-- START Recorded information --
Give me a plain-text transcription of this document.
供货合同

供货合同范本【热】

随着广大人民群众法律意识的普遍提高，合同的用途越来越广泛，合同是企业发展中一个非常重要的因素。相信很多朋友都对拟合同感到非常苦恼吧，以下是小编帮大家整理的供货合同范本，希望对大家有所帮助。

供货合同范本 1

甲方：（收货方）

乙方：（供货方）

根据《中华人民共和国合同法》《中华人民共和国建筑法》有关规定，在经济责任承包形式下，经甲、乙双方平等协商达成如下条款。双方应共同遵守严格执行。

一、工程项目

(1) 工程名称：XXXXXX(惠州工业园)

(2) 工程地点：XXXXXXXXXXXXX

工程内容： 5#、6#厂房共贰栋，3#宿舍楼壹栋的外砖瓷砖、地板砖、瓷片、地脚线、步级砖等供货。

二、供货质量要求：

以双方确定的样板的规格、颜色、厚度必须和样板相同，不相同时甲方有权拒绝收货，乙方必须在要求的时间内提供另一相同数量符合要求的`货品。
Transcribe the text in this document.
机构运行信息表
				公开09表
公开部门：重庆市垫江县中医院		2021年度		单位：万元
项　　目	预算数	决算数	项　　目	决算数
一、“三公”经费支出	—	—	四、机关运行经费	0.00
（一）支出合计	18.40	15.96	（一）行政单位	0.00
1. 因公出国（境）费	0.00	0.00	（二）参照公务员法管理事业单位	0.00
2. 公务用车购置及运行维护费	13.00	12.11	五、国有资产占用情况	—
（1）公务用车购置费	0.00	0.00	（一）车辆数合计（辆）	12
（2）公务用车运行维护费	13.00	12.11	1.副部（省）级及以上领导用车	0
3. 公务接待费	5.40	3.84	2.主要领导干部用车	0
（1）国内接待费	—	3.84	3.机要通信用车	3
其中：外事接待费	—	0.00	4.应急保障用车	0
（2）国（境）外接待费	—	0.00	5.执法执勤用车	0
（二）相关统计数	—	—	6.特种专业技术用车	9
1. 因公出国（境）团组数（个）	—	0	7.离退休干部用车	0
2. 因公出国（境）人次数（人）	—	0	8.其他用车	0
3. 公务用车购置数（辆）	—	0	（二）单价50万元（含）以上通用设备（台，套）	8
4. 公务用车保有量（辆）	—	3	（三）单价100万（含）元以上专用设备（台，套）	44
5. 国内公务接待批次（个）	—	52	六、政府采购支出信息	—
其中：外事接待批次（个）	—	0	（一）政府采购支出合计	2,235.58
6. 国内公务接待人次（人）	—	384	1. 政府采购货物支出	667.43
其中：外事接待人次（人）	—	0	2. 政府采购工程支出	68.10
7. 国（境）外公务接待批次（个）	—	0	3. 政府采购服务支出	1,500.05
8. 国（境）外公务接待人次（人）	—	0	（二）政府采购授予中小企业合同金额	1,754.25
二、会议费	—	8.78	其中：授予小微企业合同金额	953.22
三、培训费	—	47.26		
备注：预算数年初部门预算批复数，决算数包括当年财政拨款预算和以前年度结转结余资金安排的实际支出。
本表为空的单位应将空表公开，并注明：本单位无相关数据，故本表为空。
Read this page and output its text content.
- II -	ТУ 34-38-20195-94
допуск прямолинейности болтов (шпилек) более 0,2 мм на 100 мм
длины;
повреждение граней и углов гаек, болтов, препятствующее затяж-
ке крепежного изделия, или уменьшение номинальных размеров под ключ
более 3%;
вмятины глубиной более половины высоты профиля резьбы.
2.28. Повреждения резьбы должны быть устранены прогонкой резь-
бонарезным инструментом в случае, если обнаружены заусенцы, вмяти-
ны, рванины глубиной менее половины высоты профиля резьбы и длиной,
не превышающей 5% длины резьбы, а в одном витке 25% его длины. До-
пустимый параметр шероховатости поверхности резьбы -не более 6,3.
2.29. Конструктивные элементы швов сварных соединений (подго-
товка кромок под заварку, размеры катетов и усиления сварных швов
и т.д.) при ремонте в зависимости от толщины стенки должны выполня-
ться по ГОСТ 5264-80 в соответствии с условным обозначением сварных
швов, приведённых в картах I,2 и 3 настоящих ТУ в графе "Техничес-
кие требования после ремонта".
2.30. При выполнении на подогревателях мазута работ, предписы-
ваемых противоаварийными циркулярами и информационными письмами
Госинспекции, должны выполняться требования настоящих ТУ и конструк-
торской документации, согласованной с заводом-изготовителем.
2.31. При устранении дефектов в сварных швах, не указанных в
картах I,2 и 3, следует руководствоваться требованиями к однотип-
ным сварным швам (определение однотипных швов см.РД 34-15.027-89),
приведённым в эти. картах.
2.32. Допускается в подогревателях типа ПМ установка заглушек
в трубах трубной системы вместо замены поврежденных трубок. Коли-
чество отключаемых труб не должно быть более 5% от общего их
-- END Recorded information --
▸ **Task description**: Count how many lines of the data include the word "this". Your reply should be that number alone.

▸ **Expected answer**: 3